→ Source extract
===============

Argument assignation
Assignation of arguments in either def
of lamda
functions support deconstruction. For instance, with def
:
: (def sum3 ((a b c)) (+ (+ a b) c))
-> sum3
: (sum3 (list 1 2 3))
-> 6
Or with a lambda:
: (setq data '(("hello" . 1) ("world" . 2)))
-> (("hello" . 1) ("world" . 2))
: (foldl (λ (acc (_ . v))(+ acc v)) 0 data)
-> 3
Functions
Basics
args
(args)
When executed in a script, return the list of command line arguments passed to the script.
#!/usr/bin/env mnml
(println args)
def
(def sym args [str] prg ...)
Define a function with arguments args
and body prg
and associate it with the symbol sym
. An optional str
can be specified as a documentation string and is ignored by the interpreter.
: (def add (x y) (+ x y))
-> add
Function defined with the def
keyword are simply lambda functions assigned to symbol. Indeed, the following expression are strictly equivalent:
: (def add (a b) (+ a b))
-> add
: (setq add (λ (a b) (+ a b)))
-> (λ (a b) (+ a b))
Multiple functions can be defined at the same time. This is especially useful when functions are mutually recursive:
: (def
a0 (n) (?: (< n 10) (b0 (+ n 1)) (cons 'a0 n))
b0 (n) (?: (< n 10) (a0 (+ n 1)) (cons 'b0 n)))
-> b
: (a0 1)
-> (b0 . 10)
eval
(eval any)
Evaluate any
.

===============

→ Information given
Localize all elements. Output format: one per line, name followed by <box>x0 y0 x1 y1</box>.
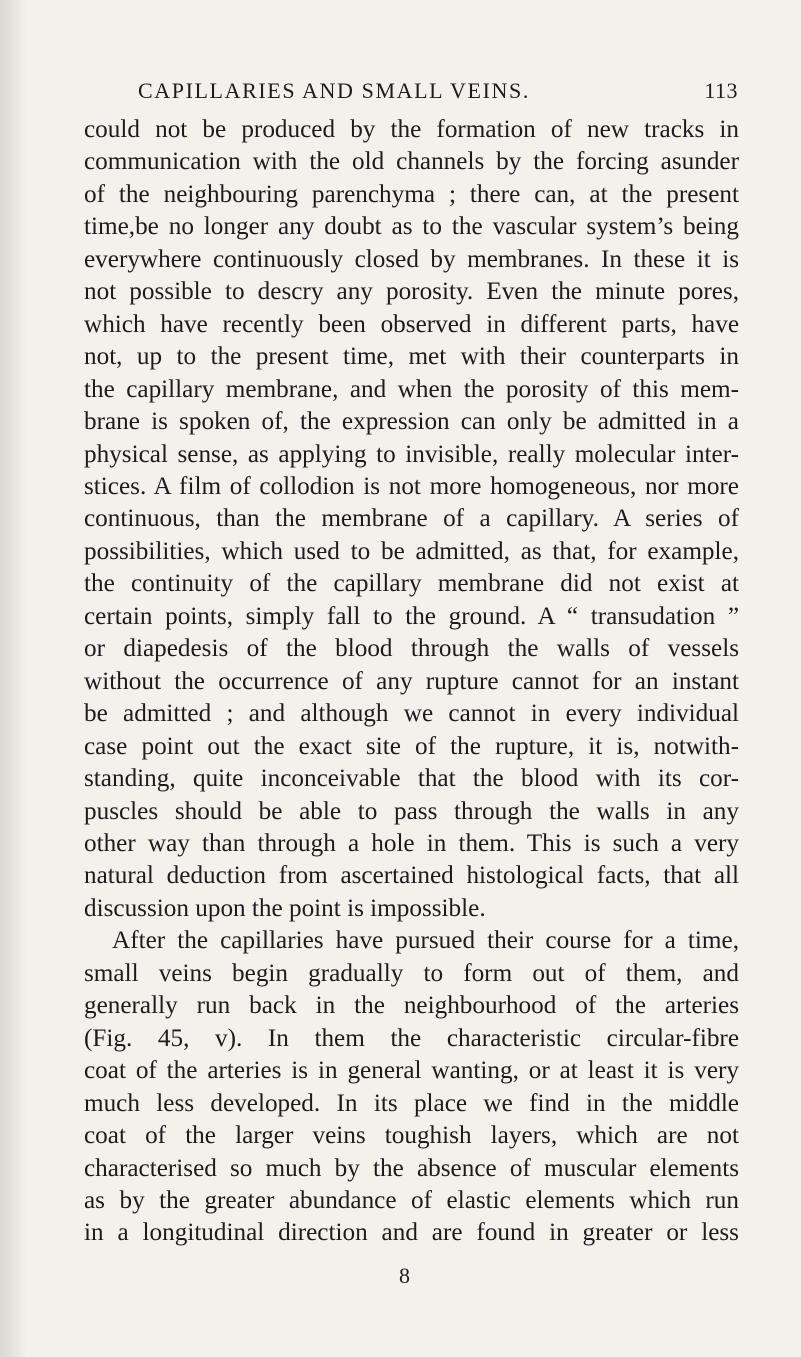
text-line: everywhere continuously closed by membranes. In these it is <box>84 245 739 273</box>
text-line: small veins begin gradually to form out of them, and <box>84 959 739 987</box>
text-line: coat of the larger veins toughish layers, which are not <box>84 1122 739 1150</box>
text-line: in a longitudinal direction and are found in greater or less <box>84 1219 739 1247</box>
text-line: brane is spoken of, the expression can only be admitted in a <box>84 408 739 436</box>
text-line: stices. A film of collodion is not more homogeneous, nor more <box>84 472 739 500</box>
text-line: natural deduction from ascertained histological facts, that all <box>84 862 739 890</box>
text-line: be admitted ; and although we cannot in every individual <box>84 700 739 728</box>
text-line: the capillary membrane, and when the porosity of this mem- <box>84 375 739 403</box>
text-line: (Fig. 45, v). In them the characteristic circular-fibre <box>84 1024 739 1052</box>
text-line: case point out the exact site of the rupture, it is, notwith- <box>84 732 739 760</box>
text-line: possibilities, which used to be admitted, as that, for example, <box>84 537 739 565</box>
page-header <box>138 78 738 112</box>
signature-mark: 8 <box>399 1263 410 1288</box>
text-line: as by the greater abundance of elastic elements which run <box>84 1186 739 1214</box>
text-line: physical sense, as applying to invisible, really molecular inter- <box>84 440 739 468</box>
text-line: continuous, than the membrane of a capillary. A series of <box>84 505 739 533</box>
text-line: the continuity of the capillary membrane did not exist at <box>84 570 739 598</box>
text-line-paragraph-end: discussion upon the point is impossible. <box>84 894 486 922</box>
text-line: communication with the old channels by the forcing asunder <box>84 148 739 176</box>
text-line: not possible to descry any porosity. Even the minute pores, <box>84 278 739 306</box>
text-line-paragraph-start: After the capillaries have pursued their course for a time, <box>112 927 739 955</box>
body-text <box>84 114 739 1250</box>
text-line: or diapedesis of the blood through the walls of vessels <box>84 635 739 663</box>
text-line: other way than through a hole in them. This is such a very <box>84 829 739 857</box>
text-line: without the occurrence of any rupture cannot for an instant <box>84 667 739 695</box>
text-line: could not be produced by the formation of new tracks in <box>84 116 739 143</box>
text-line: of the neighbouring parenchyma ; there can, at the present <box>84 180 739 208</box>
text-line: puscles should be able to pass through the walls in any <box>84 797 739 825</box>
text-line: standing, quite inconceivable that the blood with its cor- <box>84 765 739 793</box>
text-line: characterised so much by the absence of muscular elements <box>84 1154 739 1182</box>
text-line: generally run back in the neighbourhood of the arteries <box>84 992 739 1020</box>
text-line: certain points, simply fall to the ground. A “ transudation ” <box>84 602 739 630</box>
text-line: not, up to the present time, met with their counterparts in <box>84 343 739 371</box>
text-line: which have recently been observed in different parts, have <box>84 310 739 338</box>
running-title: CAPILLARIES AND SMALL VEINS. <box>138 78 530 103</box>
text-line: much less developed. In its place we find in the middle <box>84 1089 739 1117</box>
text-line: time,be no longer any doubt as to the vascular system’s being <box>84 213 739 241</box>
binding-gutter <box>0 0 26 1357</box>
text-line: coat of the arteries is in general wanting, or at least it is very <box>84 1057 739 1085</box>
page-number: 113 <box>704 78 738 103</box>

===============

→ What to do
Transcribe the documentation excerpt starting at "Define a function" and ending at "(λ (a b) (+ a b)))". Rely only on the documentation excerpt, not the lines.

→ Task solution
Define a function with arguments args
and body prg
and associate it with the symbol sym
. An optional str
can be specified as a documentation string and is ignored by the interpreter.
: (def add (x y) (+ x y))
-> add
Function defined with the def
keyword are simply lambda functions assigned to symbol. Indeed, the following expression are strictly equivalent:
: (def add (a b) (+ a b))
-> add
: (setq add (λ (a b) (+ a b)))